(Data records)
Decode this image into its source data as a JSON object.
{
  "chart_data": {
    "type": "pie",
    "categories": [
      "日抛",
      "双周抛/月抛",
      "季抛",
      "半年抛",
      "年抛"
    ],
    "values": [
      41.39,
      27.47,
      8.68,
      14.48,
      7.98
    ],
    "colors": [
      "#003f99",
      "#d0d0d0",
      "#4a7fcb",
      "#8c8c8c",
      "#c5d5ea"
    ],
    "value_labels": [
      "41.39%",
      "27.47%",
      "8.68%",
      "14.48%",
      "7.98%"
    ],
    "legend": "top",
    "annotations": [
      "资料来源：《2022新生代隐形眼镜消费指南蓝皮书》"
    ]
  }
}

---

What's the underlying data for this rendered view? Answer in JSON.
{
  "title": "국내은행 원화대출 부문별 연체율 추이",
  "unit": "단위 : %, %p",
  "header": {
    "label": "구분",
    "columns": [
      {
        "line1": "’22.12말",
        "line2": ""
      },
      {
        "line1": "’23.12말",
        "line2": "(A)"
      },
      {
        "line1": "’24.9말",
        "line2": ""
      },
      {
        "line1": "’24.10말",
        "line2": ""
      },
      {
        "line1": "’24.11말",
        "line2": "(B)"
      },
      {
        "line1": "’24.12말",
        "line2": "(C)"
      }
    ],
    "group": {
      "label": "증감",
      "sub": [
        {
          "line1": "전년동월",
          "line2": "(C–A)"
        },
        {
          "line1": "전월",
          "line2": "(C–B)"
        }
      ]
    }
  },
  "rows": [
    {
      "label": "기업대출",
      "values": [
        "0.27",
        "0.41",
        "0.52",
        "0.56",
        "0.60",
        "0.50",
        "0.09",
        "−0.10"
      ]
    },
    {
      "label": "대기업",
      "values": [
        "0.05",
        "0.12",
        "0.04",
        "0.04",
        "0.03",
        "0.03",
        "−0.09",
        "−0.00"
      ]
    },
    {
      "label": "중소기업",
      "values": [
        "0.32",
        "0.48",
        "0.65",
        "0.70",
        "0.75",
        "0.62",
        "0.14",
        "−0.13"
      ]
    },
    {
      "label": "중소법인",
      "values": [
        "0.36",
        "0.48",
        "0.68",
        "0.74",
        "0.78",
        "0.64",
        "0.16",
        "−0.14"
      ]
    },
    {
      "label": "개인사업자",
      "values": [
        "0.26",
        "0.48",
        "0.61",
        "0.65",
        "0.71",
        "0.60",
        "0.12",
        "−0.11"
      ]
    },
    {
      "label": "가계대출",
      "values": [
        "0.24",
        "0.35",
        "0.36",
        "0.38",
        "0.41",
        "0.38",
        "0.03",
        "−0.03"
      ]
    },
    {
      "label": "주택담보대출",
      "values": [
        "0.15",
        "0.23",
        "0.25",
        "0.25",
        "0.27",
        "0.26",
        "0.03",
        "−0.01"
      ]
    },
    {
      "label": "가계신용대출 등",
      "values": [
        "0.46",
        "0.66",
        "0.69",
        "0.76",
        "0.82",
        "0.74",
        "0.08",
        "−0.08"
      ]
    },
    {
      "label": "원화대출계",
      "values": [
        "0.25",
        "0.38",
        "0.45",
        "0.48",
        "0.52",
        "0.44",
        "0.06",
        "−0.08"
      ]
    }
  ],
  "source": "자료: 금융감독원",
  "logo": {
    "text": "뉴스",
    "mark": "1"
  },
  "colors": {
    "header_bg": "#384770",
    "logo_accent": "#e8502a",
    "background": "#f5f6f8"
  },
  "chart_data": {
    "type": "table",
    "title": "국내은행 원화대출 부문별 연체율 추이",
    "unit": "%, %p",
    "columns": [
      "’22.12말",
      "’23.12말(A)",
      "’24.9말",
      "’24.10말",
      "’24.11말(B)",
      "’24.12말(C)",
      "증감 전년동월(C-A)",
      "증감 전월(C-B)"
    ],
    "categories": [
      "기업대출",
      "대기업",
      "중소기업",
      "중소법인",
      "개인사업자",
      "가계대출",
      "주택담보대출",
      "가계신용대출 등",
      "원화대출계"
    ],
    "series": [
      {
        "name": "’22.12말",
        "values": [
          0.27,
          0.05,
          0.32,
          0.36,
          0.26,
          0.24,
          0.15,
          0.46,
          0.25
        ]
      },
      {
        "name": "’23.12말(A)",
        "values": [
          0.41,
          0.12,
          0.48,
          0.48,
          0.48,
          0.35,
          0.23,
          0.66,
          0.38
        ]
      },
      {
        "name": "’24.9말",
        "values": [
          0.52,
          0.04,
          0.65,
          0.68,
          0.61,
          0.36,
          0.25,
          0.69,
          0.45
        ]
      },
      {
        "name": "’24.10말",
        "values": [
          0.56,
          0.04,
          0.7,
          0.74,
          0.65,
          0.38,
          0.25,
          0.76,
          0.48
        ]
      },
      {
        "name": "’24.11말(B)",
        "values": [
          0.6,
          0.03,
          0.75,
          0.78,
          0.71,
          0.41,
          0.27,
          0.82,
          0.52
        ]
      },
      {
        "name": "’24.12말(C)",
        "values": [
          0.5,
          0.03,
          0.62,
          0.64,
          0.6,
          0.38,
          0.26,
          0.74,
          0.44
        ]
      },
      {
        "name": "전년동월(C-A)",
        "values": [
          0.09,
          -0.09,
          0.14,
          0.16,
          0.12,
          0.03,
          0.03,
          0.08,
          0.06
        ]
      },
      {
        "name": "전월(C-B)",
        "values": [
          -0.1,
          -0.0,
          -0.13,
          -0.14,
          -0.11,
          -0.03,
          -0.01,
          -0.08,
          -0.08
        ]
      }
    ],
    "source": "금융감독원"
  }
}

= Work to complete =
Which lines contain the word "title"? Copy each of them.

= Exercise response =
  "title": "국내은행 원화대출 부문별 연체율 추이",
    "title": "국내은행 원화대출 부문별 연체율 추이",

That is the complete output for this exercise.